** START DATASET EXTRACT **

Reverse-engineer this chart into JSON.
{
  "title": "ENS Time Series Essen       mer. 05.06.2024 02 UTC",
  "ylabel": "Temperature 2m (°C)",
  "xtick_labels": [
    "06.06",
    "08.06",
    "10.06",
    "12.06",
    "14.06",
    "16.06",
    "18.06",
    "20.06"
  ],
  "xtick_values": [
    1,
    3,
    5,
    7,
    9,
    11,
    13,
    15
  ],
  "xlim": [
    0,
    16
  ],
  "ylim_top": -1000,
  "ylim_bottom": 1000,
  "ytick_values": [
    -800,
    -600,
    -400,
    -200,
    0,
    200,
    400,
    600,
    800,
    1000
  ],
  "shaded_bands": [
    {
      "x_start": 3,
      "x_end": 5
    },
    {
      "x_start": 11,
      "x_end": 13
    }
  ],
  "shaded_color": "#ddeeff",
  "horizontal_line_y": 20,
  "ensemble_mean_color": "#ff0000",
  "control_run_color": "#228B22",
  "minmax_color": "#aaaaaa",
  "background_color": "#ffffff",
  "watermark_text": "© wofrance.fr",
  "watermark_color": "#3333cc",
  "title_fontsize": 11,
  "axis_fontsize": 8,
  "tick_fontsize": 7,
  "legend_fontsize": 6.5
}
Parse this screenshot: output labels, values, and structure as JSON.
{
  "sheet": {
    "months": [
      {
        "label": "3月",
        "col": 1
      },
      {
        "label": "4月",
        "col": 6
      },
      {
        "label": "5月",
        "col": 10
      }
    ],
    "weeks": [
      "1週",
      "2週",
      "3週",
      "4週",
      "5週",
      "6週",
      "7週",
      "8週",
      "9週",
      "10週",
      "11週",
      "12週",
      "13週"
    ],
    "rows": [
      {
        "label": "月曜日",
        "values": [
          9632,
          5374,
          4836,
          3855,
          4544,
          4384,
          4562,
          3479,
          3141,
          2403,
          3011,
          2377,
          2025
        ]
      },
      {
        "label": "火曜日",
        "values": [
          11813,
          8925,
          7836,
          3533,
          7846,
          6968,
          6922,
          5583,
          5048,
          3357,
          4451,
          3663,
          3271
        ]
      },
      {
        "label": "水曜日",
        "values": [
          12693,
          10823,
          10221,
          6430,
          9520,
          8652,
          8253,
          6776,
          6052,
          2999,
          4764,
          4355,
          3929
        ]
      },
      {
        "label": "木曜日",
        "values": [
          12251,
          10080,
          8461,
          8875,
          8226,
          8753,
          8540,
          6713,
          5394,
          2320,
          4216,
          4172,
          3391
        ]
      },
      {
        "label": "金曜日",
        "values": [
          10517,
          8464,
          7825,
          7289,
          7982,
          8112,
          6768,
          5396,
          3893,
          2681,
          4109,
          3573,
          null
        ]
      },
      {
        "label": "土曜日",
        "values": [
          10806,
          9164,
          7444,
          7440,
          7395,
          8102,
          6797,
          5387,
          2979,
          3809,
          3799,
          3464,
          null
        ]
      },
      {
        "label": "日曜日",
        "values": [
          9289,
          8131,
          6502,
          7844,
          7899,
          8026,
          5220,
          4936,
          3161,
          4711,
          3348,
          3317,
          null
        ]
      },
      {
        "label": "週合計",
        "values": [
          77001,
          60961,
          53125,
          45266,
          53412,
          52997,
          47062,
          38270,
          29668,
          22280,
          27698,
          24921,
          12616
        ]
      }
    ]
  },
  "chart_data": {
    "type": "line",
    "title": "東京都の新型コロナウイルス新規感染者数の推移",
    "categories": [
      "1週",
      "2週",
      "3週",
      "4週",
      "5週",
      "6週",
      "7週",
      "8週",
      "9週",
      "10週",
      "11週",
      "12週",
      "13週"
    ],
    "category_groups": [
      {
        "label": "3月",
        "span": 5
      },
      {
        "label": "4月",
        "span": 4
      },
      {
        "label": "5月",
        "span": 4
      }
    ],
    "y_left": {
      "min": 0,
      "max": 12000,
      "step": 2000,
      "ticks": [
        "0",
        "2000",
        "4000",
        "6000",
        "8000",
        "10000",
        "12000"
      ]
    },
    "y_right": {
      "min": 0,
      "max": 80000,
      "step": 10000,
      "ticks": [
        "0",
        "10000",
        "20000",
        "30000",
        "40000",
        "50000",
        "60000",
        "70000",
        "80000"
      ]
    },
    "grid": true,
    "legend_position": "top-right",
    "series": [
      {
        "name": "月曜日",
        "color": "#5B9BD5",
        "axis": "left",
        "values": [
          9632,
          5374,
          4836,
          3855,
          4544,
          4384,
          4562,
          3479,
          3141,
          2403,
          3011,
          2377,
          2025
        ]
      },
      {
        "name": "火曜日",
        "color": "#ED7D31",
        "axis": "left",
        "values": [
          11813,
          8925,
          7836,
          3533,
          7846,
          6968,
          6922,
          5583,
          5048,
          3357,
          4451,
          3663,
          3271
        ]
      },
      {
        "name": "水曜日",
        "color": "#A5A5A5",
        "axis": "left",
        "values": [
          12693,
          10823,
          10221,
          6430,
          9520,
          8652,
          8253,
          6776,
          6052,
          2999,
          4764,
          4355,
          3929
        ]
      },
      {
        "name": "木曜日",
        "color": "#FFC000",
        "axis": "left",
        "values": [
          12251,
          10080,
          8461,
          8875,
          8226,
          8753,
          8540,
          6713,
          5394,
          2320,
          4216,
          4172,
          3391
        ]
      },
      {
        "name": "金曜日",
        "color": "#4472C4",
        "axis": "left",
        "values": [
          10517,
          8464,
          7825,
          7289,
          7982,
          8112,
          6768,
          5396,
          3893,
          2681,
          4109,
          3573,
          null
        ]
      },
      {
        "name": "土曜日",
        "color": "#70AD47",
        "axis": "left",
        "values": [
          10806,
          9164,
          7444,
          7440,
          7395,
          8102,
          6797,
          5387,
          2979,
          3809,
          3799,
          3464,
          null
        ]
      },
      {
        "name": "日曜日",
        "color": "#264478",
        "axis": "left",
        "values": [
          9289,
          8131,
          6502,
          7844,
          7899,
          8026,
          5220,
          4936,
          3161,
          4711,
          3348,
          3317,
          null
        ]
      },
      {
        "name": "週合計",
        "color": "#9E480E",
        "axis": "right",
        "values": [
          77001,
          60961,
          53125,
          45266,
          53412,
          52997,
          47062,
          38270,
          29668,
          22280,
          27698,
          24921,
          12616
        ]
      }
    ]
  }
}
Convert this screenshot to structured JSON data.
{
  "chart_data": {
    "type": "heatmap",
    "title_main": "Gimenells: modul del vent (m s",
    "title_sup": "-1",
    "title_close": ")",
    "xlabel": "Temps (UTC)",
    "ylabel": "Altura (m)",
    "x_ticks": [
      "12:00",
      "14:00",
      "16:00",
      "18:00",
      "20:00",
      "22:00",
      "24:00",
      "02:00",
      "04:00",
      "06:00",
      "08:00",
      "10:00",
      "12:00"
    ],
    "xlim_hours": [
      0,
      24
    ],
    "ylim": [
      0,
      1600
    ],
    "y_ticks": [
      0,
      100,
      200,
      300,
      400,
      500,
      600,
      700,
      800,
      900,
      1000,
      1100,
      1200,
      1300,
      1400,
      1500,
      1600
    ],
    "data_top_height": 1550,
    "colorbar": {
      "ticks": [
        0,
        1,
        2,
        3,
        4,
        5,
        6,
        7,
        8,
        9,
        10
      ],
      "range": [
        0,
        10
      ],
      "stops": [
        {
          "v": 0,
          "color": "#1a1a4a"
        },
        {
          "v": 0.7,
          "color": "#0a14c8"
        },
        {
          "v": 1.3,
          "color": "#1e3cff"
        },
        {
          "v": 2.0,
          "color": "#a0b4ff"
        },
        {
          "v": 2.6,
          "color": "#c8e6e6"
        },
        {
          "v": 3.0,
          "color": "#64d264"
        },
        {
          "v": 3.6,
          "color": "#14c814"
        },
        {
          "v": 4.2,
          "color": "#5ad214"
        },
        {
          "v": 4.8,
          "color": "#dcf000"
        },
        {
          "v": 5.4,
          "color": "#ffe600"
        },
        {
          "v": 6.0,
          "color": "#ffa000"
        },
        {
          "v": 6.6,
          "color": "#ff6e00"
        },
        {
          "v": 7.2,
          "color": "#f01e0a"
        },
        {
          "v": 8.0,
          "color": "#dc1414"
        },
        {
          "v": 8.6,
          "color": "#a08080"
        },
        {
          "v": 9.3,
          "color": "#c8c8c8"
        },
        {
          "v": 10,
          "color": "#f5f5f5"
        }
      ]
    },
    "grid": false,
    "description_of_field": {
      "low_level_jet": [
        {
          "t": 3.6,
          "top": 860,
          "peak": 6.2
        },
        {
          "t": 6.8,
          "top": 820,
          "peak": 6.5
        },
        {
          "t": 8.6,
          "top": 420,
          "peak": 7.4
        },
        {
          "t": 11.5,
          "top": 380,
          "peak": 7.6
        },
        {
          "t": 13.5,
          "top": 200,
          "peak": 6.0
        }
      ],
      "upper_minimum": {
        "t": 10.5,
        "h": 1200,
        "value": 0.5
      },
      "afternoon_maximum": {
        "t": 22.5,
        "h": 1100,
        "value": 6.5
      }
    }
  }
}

** END DATASET EXTRACT **

YOUR GOAL: Go through the preceding material and copy each line that has the word "ylabel".

CORRECT RESPONSE:
  "ylabel": "Temperature 2m (°C)",
    "ylabel": "Altura (m)",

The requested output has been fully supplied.